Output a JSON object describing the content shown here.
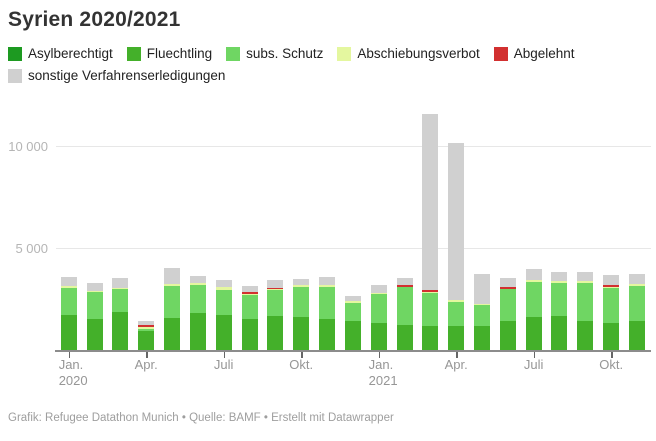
{
  "title": "Syrien 2020/2021",
  "legend": {
    "items": [
      {
        "label": "Asylberechtigt",
        "color": "#1d9a21"
      },
      {
        "label": "Fluechtling",
        "color": "#44b02a"
      },
      {
        "label": "subs. Schutz",
        "color": "#6fd663"
      },
      {
        "label": "Abschiebungsverbot",
        "color": "#e4f79f"
      },
      {
        "label": "Abgelehnt",
        "color": "#d23030"
      },
      {
        "label": "sonstige Verfahrenserledigungen",
        "color": "#d0d0d0"
      }
    ]
  },
  "y_axis": {
    "ticks": [
      {
        "value": 10000,
        "label": "10 000"
      },
      {
        "value": 5000,
        "label": "5 000"
      }
    ]
  },
  "x_axis": {
    "ticks": [
      {
        "index": 0,
        "label": "Jan.",
        "year": "2020"
      },
      {
        "index": 3,
        "label": "Apr."
      },
      {
        "index": 6,
        "label": "Juli"
      },
      {
        "index": 9,
        "label": "Okt."
      },
      {
        "index": 12,
        "label": "Jan.",
        "year": "2021"
      },
      {
        "index": 15,
        "label": "Apr."
      },
      {
        "index": 18,
        "label": "Juli"
      },
      {
        "index": 21,
        "label": "Okt."
      }
    ]
  },
  "footer": "Grafik: Refugee Datathon Munich • Quelle: BAMF • Erstellt mit Datawrapper",
  "chart_data": {
    "type": "bar",
    "stacked": true,
    "title": "Syrien 2020/2021",
    "xlabel": "",
    "ylabel": "",
    "ylim": [
      0,
      12300
    ],
    "grid": true,
    "gridlines": [
      5000,
      10000
    ],
    "legend_position": "top",
    "categories": [
      "Jan. 2020",
      "Feb. 2020",
      "Mär. 2020",
      "Apr. 2020",
      "Mai 2020",
      "Jun. 2020",
      "Jul. 2020",
      "Aug. 2020",
      "Sep. 2020",
      "Okt. 2020",
      "Nov. 2020",
      "Dez. 2020",
      "Jan. 2021",
      "Feb. 2021",
      "Mär. 2021",
      "Apr. 2021",
      "Mai 2021",
      "Jun. 2021",
      "Jul. 2021",
      "Aug. 2021",
      "Sep. 2021",
      "Okt. 2021",
      "Nov. 2021"
    ],
    "series": [
      {
        "name": "Asylberechtigt",
        "color": "#1d9a21",
        "values": [
          20,
          20,
          20,
          10,
          20,
          20,
          20,
          20,
          20,
          20,
          20,
          20,
          20,
          20,
          20,
          20,
          20,
          20,
          20,
          20,
          20,
          20,
          20
        ]
      },
      {
        "name": "Fluechtling",
        "color": "#44b02a",
        "values": [
          1760,
          1550,
          1870,
          990,
          1600,
          1850,
          1760,
          1550,
          1720,
          1630,
          1570,
          1440,
          1360,
          1270,
          1230,
          1230,
          1190,
          1440,
          1630,
          1720,
          1470,
          1360,
          1440
        ]
      },
      {
        "name": "subs. Schutz",
        "color": "#6fd663",
        "values": [
          1310,
          1320,
          1130,
          100,
          1580,
          1350,
          1230,
          1190,
          1270,
          1470,
          1570,
          880,
          1420,
          1850,
          1570,
          1170,
          1030,
          1570,
          1750,
          1590,
          1860,
          1690,
          1740
        ]
      },
      {
        "name": "Abschiebungsverbot",
        "color": "#e4f79f",
        "values": [
          80,
          60,
          50,
          70,
          80,
          120,
          110,
          50,
          30,
          100,
          70,
          100,
          30,
          0,
          50,
          80,
          70,
          0,
          80,
          80,
          100,
          50,
          80
        ]
      },
      {
        "name": "Abgelehnt",
        "color": "#d23030",
        "values": [
          0,
          0,
          0,
          100,
          0,
          0,
          0,
          80,
          60,
          0,
          0,
          0,
          0,
          100,
          100,
          0,
          0,
          130,
          0,
          0,
          0,
          100,
          0
        ]
      },
      {
        "name": "sonstige Verfahrenserledigungen",
        "color": "#d0d0d0",
        "values": [
          440,
          380,
          500,
          180,
          810,
          320,
          380,
          320,
          360,
          330,
          390,
          250,
          390,
          360,
          8660,
          7710,
          1470,
          440,
          520,
          440,
          440,
          490,
          480
        ]
      }
    ]
  }
}
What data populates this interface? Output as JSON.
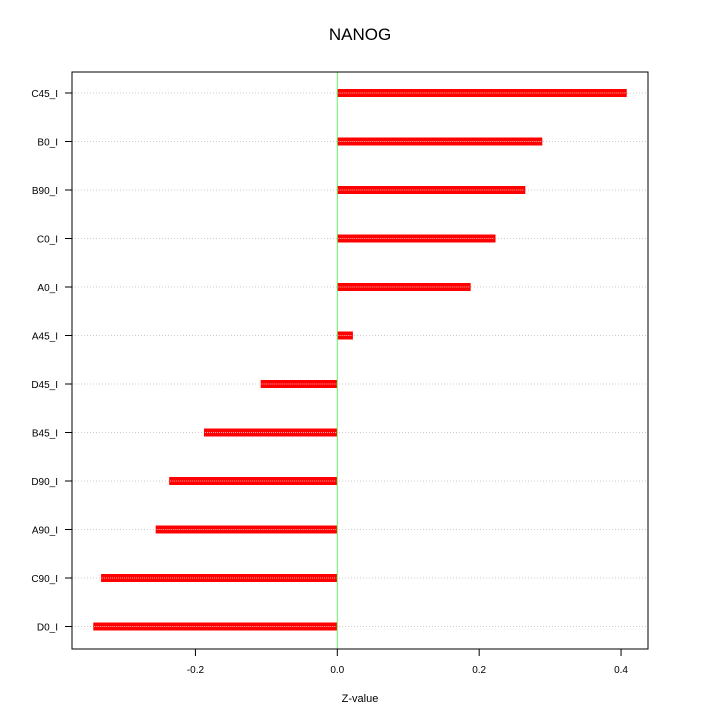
{
  "chart_data": {
    "type": "bar",
    "orientation": "horizontal",
    "title": "NANOG",
    "xlabel": "Z-value",
    "ylabel": "",
    "categories": [
      "C45_I",
      "B0_I",
      "B90_I",
      "C0_I",
      "A0_I",
      "A45_I",
      "D45_I",
      "B45_I",
      "D90_I",
      "A90_I",
      "C90_I",
      "D0_I"
    ],
    "values": [
      0.408,
      0.289,
      0.265,
      0.223,
      0.188,
      0.022,
      -0.108,
      -0.188,
      -0.237,
      -0.256,
      -0.333,
      -0.344
    ],
    "xticks": [
      -0.2,
      0.0,
      0.2,
      0.4
    ],
    "xtick_labels": [
      "-0.2",
      "0.0",
      "0.2",
      "0.4"
    ],
    "xlim": [
      -0.374,
      0.438
    ],
    "zero_line": 0.0,
    "grid": "horizontal dotted",
    "colors": {
      "bar": "#ff0000",
      "bar_highlight": "#ffaaaa",
      "zero_line": "#66ee66",
      "grid": "#cccccc",
      "axis": "#000000",
      "text": "#000000"
    }
  }
}
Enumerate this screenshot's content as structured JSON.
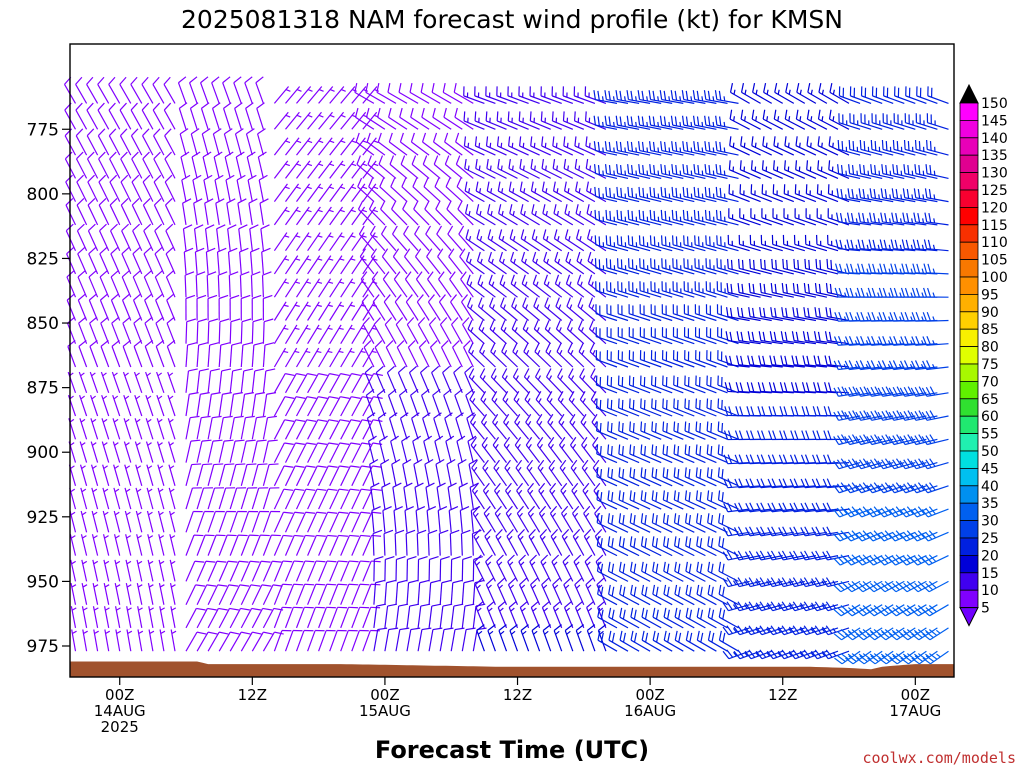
{
  "chart_data": {
    "type": "wind-barb-time-height",
    "title": "2025081318 NAM forecast wind profile (kt) for KMSN",
    "xlabel": "Forecast Time (UTC)",
    "ylabel": "",
    "credit": "coolwx.com/models",
    "y_axis": {
      "unit": "hPa",
      "inverted": true,
      "range": [
        987,
        742
      ],
      "ticks": [
        775,
        800,
        825,
        850,
        875,
        900,
        925,
        950,
        975
      ]
    },
    "x_axis": {
      "unit": "hours from 2025-08-14 00Z",
      "range": [
        -4.5,
        75.5
      ],
      "ticks": [
        {
          "hour": 0,
          "lines": [
            "00Z",
            "14AUG",
            "2025"
          ]
        },
        {
          "hour": 12,
          "lines": [
            "12Z"
          ]
        },
        {
          "hour": 24,
          "lines": [
            "00Z",
            "15AUG"
          ]
        },
        {
          "hour": 36,
          "lines": [
            "12Z"
          ]
        },
        {
          "hour": 48,
          "lines": [
            "00Z",
            "16AUG"
          ]
        },
        {
          "hour": 60,
          "lines": [
            "12Z"
          ]
        },
        {
          "hour": 72,
          "lines": [
            "00Z",
            "17AUG"
          ]
        }
      ]
    },
    "forecast_hours": {
      "start": -4,
      "end": 75,
      "step": 1
    },
    "pressure_levels_hPa": [
      765,
      775,
      785,
      794,
      803,
      812,
      822,
      831,
      840,
      849,
      858,
      867,
      877,
      886,
      895,
      904,
      913,
      922,
      931,
      940,
      950,
      959,
      968,
      977
    ],
    "wind_kt_by_period": [
      {
        "hours": "-4 to 5",
        "low_levels": {
          "speed": 7,
          "from_deg": 350
        },
        "upper_levels": {
          "speed": 8,
          "from_deg": 330
        }
      },
      {
        "hours": "6 to 13",
        "low_levels": {
          "speed": 8,
          "from_deg": 30
        },
        "upper_levels": {
          "speed": 8,
          "from_deg": 340
        }
      },
      {
        "hours": "14 to 22",
        "low_levels": {
          "speed": 8,
          "from_deg": 20
        },
        "upper_levels": {
          "speed": 7,
          "from_deg": 40
        }
      },
      {
        "hours": "23 to 32",
        "low_levels": {
          "speed": 12,
          "from_deg": 10
        },
        "upper_levels": {
          "speed": 8,
          "from_deg": 300
        }
      },
      {
        "hours": "33 to 44",
        "low_levels": {
          "speed": 15,
          "from_deg": 340
        },
        "upper_levels": {
          "speed": 14,
          "from_deg": 290
        }
      },
      {
        "hours": "45 to 56",
        "low_levels": {
          "speed": 20,
          "from_deg": 300
        },
        "upper_levels": {
          "speed": 24,
          "from_deg": 280
        }
      },
      {
        "hours": "57 to 66",
        "low_levels": {
          "speed": 24,
          "from_deg": 250
        },
        "upper_levels": {
          "speed": 15,
          "from_deg": 300
        }
      },
      {
        "hours": "67 to 75",
        "low_levels": {
          "speed": 33,
          "from_deg": 235
        },
        "upper_levels": {
          "speed": 22,
          "from_deg": 290
        }
      }
    ],
    "surface_pressure_hPa": [
      {
        "hour": -4,
        "p": 981
      },
      {
        "hour": 7,
        "p": 981
      },
      {
        "hour": 8,
        "p": 982
      },
      {
        "hour": 20,
        "p": 982
      },
      {
        "hour": 27,
        "p": 982.5
      },
      {
        "hour": 34,
        "p": 983
      },
      {
        "hour": 48,
        "p": 983
      },
      {
        "hour": 62,
        "p": 983
      },
      {
        "hour": 66,
        "p": 983.5
      },
      {
        "hour": 68,
        "p": 984
      },
      {
        "hour": 69,
        "p": 983
      },
      {
        "hour": 72,
        "p": 982
      },
      {
        "hour": 75,
        "p": 982
      }
    ],
    "colorbar": {
      "unit": "kt",
      "labels": [
        150,
        145,
        140,
        135,
        130,
        125,
        120,
        115,
        110,
        105,
        100,
        95,
        90,
        85,
        80,
        75,
        70,
        65,
        60,
        55,
        50,
        45,
        40,
        35,
        30,
        25,
        20,
        15,
        10,
        5
      ],
      "colors": [
        "#ff00ff",
        "#f000e0",
        "#e800b8",
        "#e00090",
        "#f00068",
        "#f80030",
        "#ff0000",
        "#f83000",
        "#f85800",
        "#f87800",
        "#ff9000",
        "#ffb000",
        "#ffd000",
        "#f8f000",
        "#e0ff00",
        "#a8f800",
        "#60f000",
        "#30e030",
        "#20e870",
        "#20f0b0",
        "#00e0e0",
        "#00c0f0",
        "#0090f0",
        "#0060f0",
        "#0040e8",
        "#0020e0",
        "#0000d8",
        "#4000f0",
        "#8000ff"
      ],
      "top_color": "#000000",
      "bottom_color": "#7000ff"
    },
    "colors": {
      "terrain": "#a0522d"
    }
  }
}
++++++++
**STATED TASK:** Copy out the lines that hold "unit".

**FINISHED TASK:**
      "unit": "hPa",
      "unit": "hours from 2025-08-14 00Z",
      "unit": "kt",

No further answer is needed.